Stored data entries
---------------

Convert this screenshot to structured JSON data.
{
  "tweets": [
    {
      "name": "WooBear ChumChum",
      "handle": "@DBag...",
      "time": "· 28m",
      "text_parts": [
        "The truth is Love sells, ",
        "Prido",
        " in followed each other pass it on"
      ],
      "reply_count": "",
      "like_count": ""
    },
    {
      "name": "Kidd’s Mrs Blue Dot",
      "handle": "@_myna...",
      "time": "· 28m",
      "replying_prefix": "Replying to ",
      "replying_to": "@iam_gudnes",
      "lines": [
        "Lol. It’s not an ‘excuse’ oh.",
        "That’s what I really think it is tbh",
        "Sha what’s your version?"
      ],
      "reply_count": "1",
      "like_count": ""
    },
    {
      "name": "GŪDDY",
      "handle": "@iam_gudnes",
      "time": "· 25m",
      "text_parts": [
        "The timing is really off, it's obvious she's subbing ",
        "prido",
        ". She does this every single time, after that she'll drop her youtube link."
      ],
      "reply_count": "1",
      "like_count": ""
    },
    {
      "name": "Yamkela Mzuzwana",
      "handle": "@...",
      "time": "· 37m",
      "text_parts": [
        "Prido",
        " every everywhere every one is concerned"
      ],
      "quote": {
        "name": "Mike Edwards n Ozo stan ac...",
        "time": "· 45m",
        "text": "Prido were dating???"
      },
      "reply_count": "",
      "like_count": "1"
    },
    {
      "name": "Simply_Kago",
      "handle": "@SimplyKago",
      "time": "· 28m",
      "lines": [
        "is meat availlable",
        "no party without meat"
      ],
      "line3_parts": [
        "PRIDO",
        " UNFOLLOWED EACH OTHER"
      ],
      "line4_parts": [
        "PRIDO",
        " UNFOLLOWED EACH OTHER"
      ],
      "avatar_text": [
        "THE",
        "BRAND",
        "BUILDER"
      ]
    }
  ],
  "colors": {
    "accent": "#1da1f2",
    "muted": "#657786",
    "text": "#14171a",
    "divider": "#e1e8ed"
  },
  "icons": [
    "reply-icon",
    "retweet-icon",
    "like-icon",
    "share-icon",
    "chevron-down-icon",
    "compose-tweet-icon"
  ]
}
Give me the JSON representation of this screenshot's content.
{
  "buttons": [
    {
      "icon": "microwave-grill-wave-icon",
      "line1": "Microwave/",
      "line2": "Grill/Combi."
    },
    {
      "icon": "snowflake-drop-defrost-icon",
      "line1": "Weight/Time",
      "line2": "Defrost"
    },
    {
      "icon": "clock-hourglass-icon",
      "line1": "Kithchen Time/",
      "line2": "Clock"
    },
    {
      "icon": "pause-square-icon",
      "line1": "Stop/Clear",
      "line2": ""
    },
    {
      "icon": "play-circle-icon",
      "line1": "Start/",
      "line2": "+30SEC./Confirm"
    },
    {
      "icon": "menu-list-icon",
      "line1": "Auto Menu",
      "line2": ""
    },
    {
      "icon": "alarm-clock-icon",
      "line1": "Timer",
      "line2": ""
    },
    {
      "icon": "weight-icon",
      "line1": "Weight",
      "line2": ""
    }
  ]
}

---------------

[To do]: List all lines in the material containing the string "name".

[Solution for this problem]:
      "name": "WooBear ChumChum",
      "name": "Kidd’s Mrs Blue Dot",
      "name": "GŪDDY",
      "name": "Yamkela Mzuzwana",
        "name": "Mike Edwards n Ozo stan ac...",
      "name": "Simply_Kago",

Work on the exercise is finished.